Aim.
Without the pictures, output the records below word for word.

Provided records.
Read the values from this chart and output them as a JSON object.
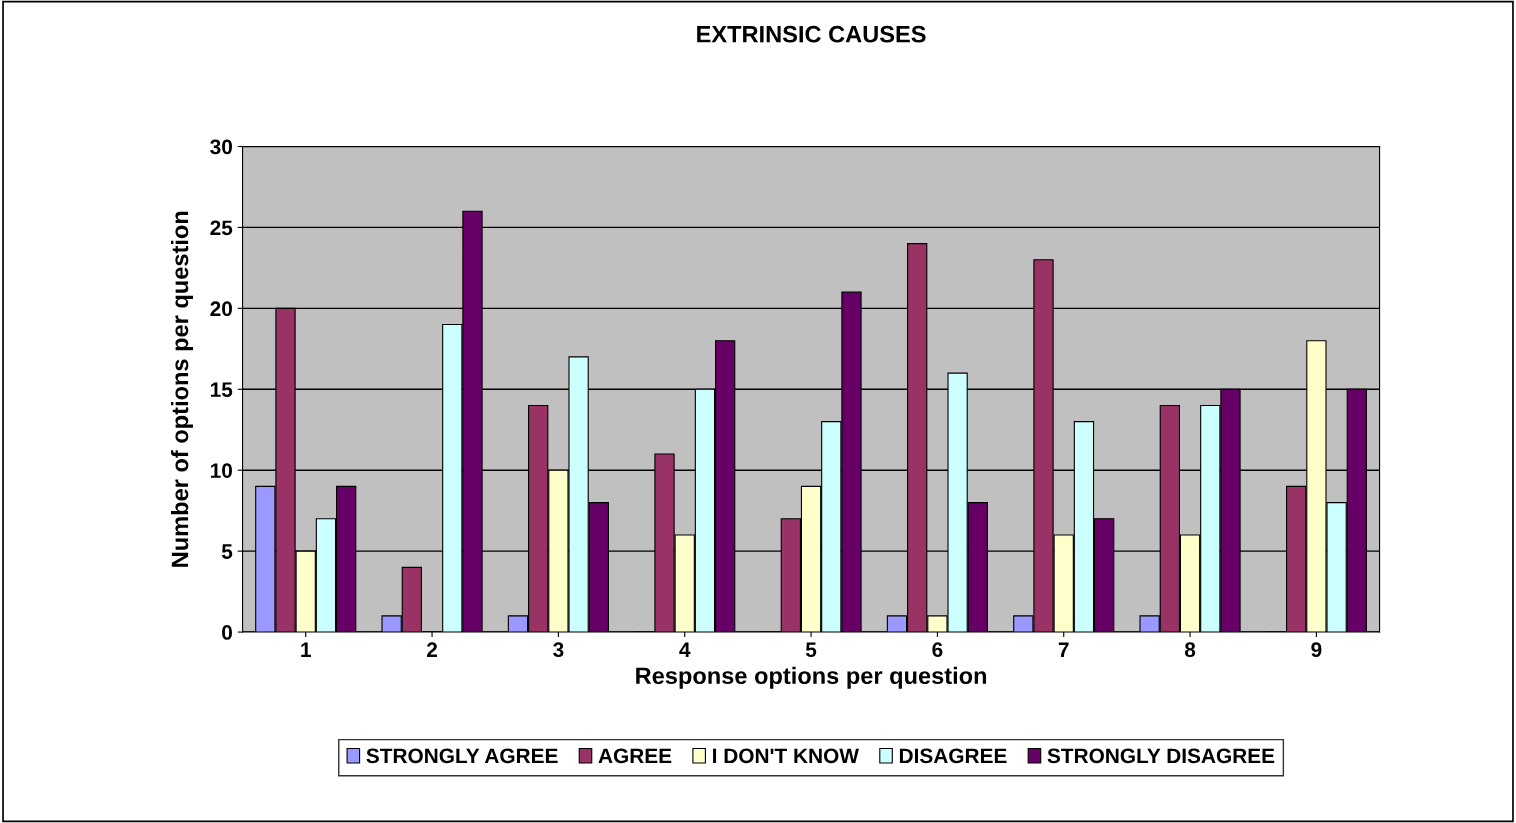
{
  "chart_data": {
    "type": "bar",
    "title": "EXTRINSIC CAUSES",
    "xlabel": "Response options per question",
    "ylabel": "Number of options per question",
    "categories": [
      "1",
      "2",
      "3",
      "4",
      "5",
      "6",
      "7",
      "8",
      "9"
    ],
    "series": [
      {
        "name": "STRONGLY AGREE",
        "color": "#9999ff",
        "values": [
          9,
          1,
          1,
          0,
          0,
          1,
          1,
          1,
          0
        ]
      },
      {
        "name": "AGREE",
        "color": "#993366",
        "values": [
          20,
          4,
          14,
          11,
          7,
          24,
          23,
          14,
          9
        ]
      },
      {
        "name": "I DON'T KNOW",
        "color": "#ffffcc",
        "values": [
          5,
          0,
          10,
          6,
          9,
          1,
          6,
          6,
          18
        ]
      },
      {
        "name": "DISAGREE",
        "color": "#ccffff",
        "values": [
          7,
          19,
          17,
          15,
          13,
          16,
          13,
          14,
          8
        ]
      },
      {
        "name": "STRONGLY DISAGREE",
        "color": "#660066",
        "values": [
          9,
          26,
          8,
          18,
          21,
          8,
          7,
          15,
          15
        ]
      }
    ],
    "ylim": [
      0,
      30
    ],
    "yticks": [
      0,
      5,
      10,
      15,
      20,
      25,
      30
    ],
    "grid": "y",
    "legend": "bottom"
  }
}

Solution to this problem.
Read the values from this chart and output them as a JSON object.
{
  "chart_data": {
    "type": "bar",
    "title": "EXTRINSIC CAUSES",
    "xlabel": "Response options per question",
    "ylabel": "Number of options per question",
    "categories": [
      "1",
      "2",
      "3",
      "4",
      "5",
      "6",
      "7",
      "8",
      "9"
    ],
    "series": [
      {
        "name": "STRONGLY AGREE",
        "color": "#9999ff",
        "values": [
          9,
          1,
          1,
          0,
          0,
          1,
          1,
          1,
          0
        ]
      },
      {
        "name": "AGREE",
        "color": "#993366",
        "values": [
          20,
          4,
          14,
          11,
          7,
          24,
          23,
          14,
          9
        ]
      },
      {
        "name": "I DON'T KNOW",
        "color": "#ffffcc",
        "values": [
          5,
          0,
          10,
          6,
          9,
          1,
          6,
          6,
          18
        ]
      },
      {
        "name": "DISAGREE",
        "color": "#ccffff",
        "values": [
          7,
          19,
          17,
          15,
          13,
          16,
          13,
          14,
          8
        ]
      },
      {
        "name": "STRONGLY DISAGREE",
        "color": "#660066",
        "values": [
          9,
          26,
          8,
          18,
          21,
          8,
          7,
          15,
          15
        ]
      }
    ],
    "ylim": [
      0,
      30
    ],
    "yticks": [
      0,
      5,
      10,
      15,
      20,
      25,
      30
    ],
    "grid": "y",
    "legend": "bottom"
  }
}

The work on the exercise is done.